A block of data
= = = = =

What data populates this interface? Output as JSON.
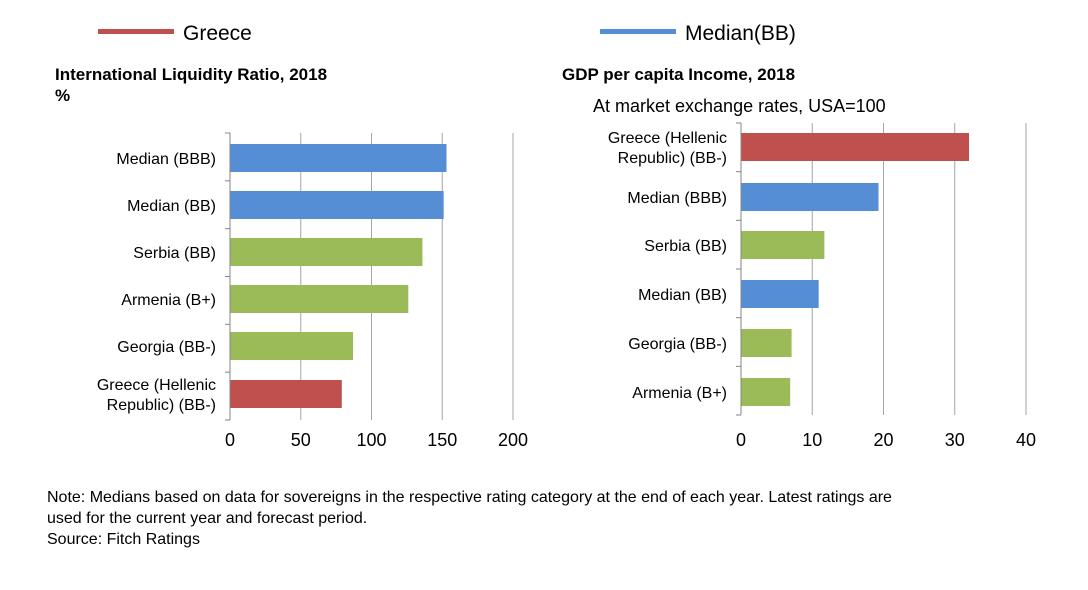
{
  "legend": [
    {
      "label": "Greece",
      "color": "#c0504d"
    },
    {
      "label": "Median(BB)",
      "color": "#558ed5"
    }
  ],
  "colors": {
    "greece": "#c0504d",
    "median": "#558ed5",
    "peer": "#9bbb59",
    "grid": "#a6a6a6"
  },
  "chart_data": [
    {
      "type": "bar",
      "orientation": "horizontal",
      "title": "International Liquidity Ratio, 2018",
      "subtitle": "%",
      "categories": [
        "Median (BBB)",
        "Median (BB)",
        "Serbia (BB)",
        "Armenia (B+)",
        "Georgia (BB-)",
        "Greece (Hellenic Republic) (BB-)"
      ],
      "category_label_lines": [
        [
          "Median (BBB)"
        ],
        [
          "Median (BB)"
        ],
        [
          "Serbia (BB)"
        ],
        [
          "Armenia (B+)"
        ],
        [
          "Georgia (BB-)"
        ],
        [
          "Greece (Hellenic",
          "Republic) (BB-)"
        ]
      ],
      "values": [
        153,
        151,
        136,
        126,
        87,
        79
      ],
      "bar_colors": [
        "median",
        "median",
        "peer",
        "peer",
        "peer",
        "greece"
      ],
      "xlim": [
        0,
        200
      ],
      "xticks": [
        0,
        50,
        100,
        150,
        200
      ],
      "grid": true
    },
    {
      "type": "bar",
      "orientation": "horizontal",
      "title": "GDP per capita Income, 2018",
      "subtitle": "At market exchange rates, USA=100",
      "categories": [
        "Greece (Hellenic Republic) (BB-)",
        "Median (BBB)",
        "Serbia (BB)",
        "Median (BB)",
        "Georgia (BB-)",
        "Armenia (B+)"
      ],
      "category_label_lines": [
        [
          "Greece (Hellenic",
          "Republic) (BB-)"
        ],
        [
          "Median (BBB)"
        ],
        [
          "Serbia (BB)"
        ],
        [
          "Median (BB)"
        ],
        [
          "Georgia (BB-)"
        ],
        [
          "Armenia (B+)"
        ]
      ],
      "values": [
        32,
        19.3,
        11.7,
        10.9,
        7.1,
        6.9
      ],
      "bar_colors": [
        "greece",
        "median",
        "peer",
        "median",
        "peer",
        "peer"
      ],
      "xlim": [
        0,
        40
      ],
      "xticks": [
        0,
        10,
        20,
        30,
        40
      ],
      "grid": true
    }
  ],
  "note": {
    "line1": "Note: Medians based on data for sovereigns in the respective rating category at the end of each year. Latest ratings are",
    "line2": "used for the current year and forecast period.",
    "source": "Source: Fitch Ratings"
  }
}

= = = = =

→ What you need to do: Pull out all lines from the entries above that include the word "Hellenic".

→ Task solution:
        "Greece (Hellenic Republic) (BB-)"
          "Greece (Hellenic",
        "Greece (Hellenic Republic) (BB-)",
          "Greece (Hellenic",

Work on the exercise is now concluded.